■ **GIVEN INSTRUCTION**
Return the records that follow unaltered. Omit every picture.
• • •
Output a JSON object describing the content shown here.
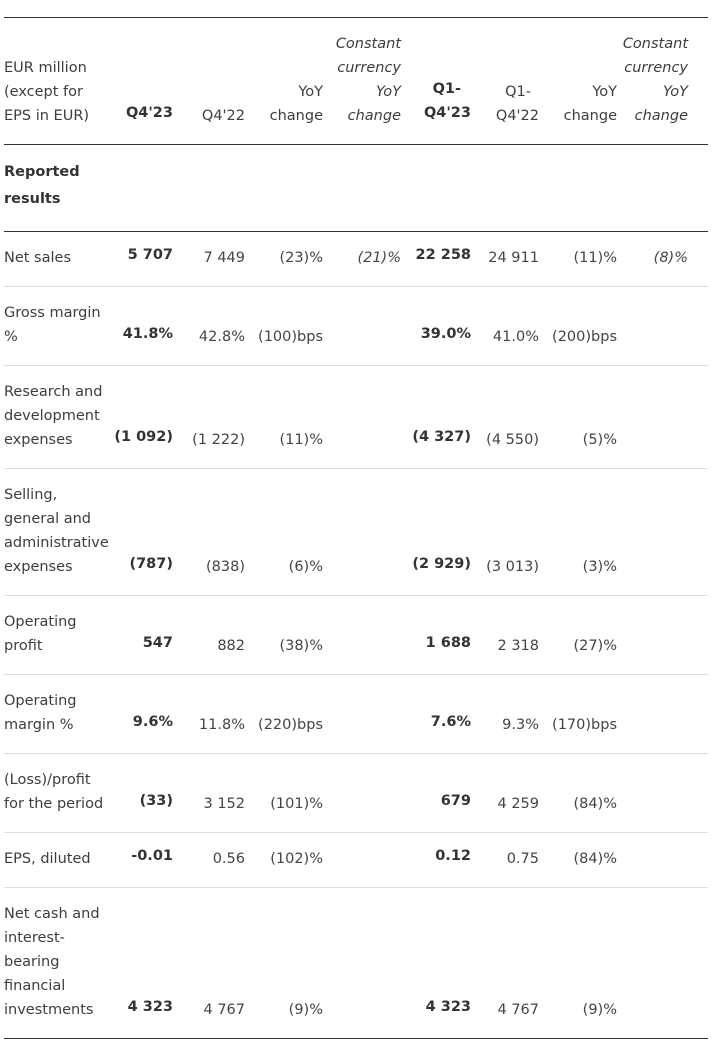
{
  "table": {
    "headers": {
      "label": [
        "EUR million",
        "(except for",
        "EPS in EUR)"
      ],
      "q4_23": "Q4'23",
      "q4_22": "Q4'22",
      "yoy": [
        "YoY",
        "change"
      ],
      "ccy": [
        "Constant",
        "currency",
        "YoY",
        "change"
      ],
      "fy_23": [
        "Q1-",
        "Q4'23"
      ],
      "fy_22": [
        "Q1-",
        "Q4'22"
      ],
      "fy_yoy": [
        "YoY",
        "change"
      ],
      "fy_ccy": [
        "Constant",
        "currency",
        "YoY",
        "change"
      ]
    },
    "section": [
      "Reported",
      "results"
    ],
    "rows": [
      {
        "label": [
          "Net sales"
        ],
        "q4_23": "5 707",
        "q4_22": "7 449",
        "yoy": "(23)%",
        "ccy": "(21)%",
        "fy_23": "22 258",
        "fy_22": "24 911",
        "fy_yoy": "(11)%",
        "fy_ccy": "(8)%"
      },
      {
        "label": [
          "Gross margin",
          "%"
        ],
        "q4_23": "41.8%",
        "q4_22": "42.8%",
        "yoy": "(100)bps",
        "ccy": "",
        "fy_23": "39.0%",
        "fy_22": "41.0%",
        "fy_yoy": "(200)bps",
        "fy_ccy": ""
      },
      {
        "label": [
          "Research and",
          "development",
          "expenses"
        ],
        "q4_23": "(1 092)",
        "q4_22": "(1 222)",
        "yoy": "(11)%",
        "ccy": "",
        "fy_23": "(4 327)",
        "fy_22": "(4 550)",
        "fy_yoy": "(5)%",
        "fy_ccy": ""
      },
      {
        "label": [
          "Selling,",
          "general and",
          "administrative",
          "expenses"
        ],
        "q4_23": "(787)",
        "q4_22": "(838)",
        "yoy": "(6)%",
        "ccy": "",
        "fy_23": "(2 929)",
        "fy_22": "(3 013)",
        "fy_yoy": "(3)%",
        "fy_ccy": ""
      },
      {
        "label": [
          "Operating",
          "profit"
        ],
        "q4_23": "547",
        "q4_22": "882",
        "yoy": "(38)%",
        "ccy": "",
        "fy_23": "1 688",
        "fy_22": "2 318",
        "fy_yoy": "(27)%",
        "fy_ccy": ""
      },
      {
        "label": [
          "Operating",
          "margin %"
        ],
        "q4_23": "9.6%",
        "q4_22": "11.8%",
        "yoy": "(220)bps",
        "ccy": "",
        "fy_23": "7.6%",
        "fy_22": "9.3%",
        "fy_yoy": "(170)bps",
        "fy_ccy": ""
      },
      {
        "label": [
          "(Loss)/profit",
          "for the period"
        ],
        "q4_23": "(33)",
        "q4_22": "3 152",
        "yoy": "(101)%",
        "ccy": "",
        "fy_23": "679",
        "fy_22": "4 259",
        "fy_yoy": "(84)%",
        "fy_ccy": ""
      },
      {
        "label": [
          "EPS, diluted"
        ],
        "q4_23": "-0.01",
        "q4_22": "0.56",
        "yoy": "(102)%",
        "ccy": "",
        "fy_23": "0.12",
        "fy_22": "0.75",
        "fy_yoy": "(84)%",
        "fy_ccy": ""
      },
      {
        "label": [
          "Net cash and",
          "interest-",
          "bearing",
          "financial",
          "investments"
        ],
        "q4_23": "4 323",
        "q4_22": "4 767",
        "yoy": "(9)%",
        "ccy": "",
        "fy_23": "4 323",
        "fy_22": "4 767",
        "fy_yoy": "(9)%",
        "fy_ccy": ""
      }
    ]
  }
}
• • •
■ **CORRECT RESULT**
Output a JSON object describing the content shown here.
{
  "table": {
    "headers": {
      "label": [
        "EUR million",
        "(except for",
        "EPS in EUR)"
      ],
      "q4_23": "Q4'23",
      "q4_22": "Q4'22",
      "yoy": [
        "YoY",
        "change"
      ],
      "ccy": [
        "Constant",
        "currency",
        "YoY",
        "change"
      ],
      "fy_23": [
        "Q1-",
        "Q4'23"
      ],
      "fy_22": [
        "Q1-",
        "Q4'22"
      ],
      "fy_yoy": [
        "YoY",
        "change"
      ],
      "fy_ccy": [
        "Constant",
        "currency",
        "YoY",
        "change"
      ]
    },
    "section": [
      "Reported",
      "results"
    ],
    "rows": [
      {
        "label": [
          "Net sales"
        ],
        "q4_23": "5 707",
        "q4_22": "7 449",
        "yoy": "(23)%",
        "ccy": "(21)%",
        "fy_23": "22 258",
        "fy_22": "24 911",
        "fy_yoy": "(11)%",
        "fy_ccy": "(8)%"
      },
      {
        "label": [
          "Gross margin",
          "%"
        ],
        "q4_23": "41.8%",
        "q4_22": "42.8%",
        "yoy": "(100)bps",
        "ccy": "",
        "fy_23": "39.0%",
        "fy_22": "41.0%",
        "fy_yoy": "(200)bps",
        "fy_ccy": ""
      },
      {
        "label": [
          "Research and",
          "development",
          "expenses"
        ],
        "q4_23": "(1 092)",
        "q4_22": "(1 222)",
        "yoy": "(11)%",
        "ccy": "",
        "fy_23": "(4 327)",
        "fy_22": "(4 550)",
        "fy_yoy": "(5)%",
        "fy_ccy": ""
      },
      {
        "label": [
          "Selling,",
          "general and",
          "administrative",
          "expenses"
        ],
        "q4_23": "(787)",
        "q4_22": "(838)",
        "yoy": "(6)%",
        "ccy": "",
        "fy_23": "(2 929)",
        "fy_22": "(3 013)",
        "fy_yoy": "(3)%",
        "fy_ccy": ""
      },
      {
        "label": [
          "Operating",
          "profit"
        ],
        "q4_23": "547",
        "q4_22": "882",
        "yoy": "(38)%",
        "ccy": "",
        "fy_23": "1 688",
        "fy_22": "2 318",
        "fy_yoy": "(27)%",
        "fy_ccy": ""
      },
      {
        "label": [
          "Operating",
          "margin %"
        ],
        "q4_23": "9.6%",
        "q4_22": "11.8%",
        "yoy": "(220)bps",
        "ccy": "",
        "fy_23": "7.6%",
        "fy_22": "9.3%",
        "fy_yoy": "(170)bps",
        "fy_ccy": ""
      },
      {
        "label": [
          "(Loss)/profit",
          "for the period"
        ],
        "q4_23": "(33)",
        "q4_22": "3 152",
        "yoy": "(101)%",
        "ccy": "",
        "fy_23": "679",
        "fy_22": "4 259",
        "fy_yoy": "(84)%",
        "fy_ccy": ""
      },
      {
        "label": [
          "EPS, diluted"
        ],
        "q4_23": "-0.01",
        "q4_22": "0.56",
        "yoy": "(102)%",
        "ccy": "",
        "fy_23": "0.12",
        "fy_22": "0.75",
        "fy_yoy": "(84)%",
        "fy_ccy": ""
      },
      {
        "label": [
          "Net cash and",
          "interest-",
          "bearing",
          "financial",
          "investments"
        ],
        "q4_23": "4 323",
        "q4_22": "4 767",
        "yoy": "(9)%",
        "ccy": "",
        "fy_23": "4 323",
        "fy_22": "4 767",
        "fy_yoy": "(9)%",
        "fy_ccy": ""
      }
    ]
  }
}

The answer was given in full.